-- start of MATERIAL PROVIDED --

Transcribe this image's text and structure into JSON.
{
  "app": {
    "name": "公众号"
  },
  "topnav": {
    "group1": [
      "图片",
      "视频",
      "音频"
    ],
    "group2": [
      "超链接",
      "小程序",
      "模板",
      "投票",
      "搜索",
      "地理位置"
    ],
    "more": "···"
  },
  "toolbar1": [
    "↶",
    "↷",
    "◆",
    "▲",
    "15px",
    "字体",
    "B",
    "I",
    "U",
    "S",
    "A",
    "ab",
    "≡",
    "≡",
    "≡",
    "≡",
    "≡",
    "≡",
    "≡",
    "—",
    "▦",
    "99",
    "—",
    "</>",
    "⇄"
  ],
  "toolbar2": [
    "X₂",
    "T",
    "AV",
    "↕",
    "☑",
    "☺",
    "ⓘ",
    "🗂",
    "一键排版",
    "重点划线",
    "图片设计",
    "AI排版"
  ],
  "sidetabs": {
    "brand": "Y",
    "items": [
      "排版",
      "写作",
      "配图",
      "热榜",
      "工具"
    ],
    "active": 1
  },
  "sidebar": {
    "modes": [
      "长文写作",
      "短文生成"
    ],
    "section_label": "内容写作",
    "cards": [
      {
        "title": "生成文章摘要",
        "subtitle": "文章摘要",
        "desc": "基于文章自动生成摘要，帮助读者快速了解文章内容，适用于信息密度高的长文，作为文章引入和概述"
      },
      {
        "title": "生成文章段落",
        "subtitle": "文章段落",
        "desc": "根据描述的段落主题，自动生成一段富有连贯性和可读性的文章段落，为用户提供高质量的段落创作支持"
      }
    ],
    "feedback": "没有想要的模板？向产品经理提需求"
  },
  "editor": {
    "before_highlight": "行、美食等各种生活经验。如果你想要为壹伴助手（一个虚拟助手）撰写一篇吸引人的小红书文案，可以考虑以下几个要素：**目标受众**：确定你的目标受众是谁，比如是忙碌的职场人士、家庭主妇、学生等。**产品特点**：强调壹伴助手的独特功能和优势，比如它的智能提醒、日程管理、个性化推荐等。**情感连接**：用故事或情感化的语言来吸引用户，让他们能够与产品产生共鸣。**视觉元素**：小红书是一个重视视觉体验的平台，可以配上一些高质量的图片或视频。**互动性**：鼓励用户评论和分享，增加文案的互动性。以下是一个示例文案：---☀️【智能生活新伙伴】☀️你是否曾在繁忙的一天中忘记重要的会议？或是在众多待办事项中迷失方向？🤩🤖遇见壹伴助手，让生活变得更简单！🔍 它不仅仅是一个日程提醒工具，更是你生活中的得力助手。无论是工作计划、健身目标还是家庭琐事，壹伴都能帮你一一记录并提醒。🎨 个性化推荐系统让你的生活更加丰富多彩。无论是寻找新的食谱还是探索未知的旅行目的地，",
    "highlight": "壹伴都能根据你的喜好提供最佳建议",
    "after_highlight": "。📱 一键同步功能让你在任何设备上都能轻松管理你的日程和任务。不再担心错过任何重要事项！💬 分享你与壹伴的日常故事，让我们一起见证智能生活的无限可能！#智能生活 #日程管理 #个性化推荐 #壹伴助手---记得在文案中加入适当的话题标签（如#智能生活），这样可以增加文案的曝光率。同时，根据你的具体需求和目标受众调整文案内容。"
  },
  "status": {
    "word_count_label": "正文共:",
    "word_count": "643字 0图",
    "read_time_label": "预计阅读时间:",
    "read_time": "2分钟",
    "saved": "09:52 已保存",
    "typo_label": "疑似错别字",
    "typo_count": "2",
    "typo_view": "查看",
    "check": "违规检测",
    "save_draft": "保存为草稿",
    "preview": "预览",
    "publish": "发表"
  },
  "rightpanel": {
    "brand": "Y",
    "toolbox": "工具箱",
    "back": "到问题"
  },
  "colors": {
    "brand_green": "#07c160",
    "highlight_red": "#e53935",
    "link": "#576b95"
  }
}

-- end of MATERIAL PROVIDED --

## WHAT TO WORK ON
Show each line in the entries that holds the string "desc".

## FINAL ANSWER
        "desc": "基于文章自动生成摘要，帮助读者快速了解文章内容，适用于信息密度高的长文，作为文章引入和概述"
        "desc": "根据描述的段落主题，自动生成一段富有连贯性和可读性的文章段落，为用户提供高质量的段落创作支持"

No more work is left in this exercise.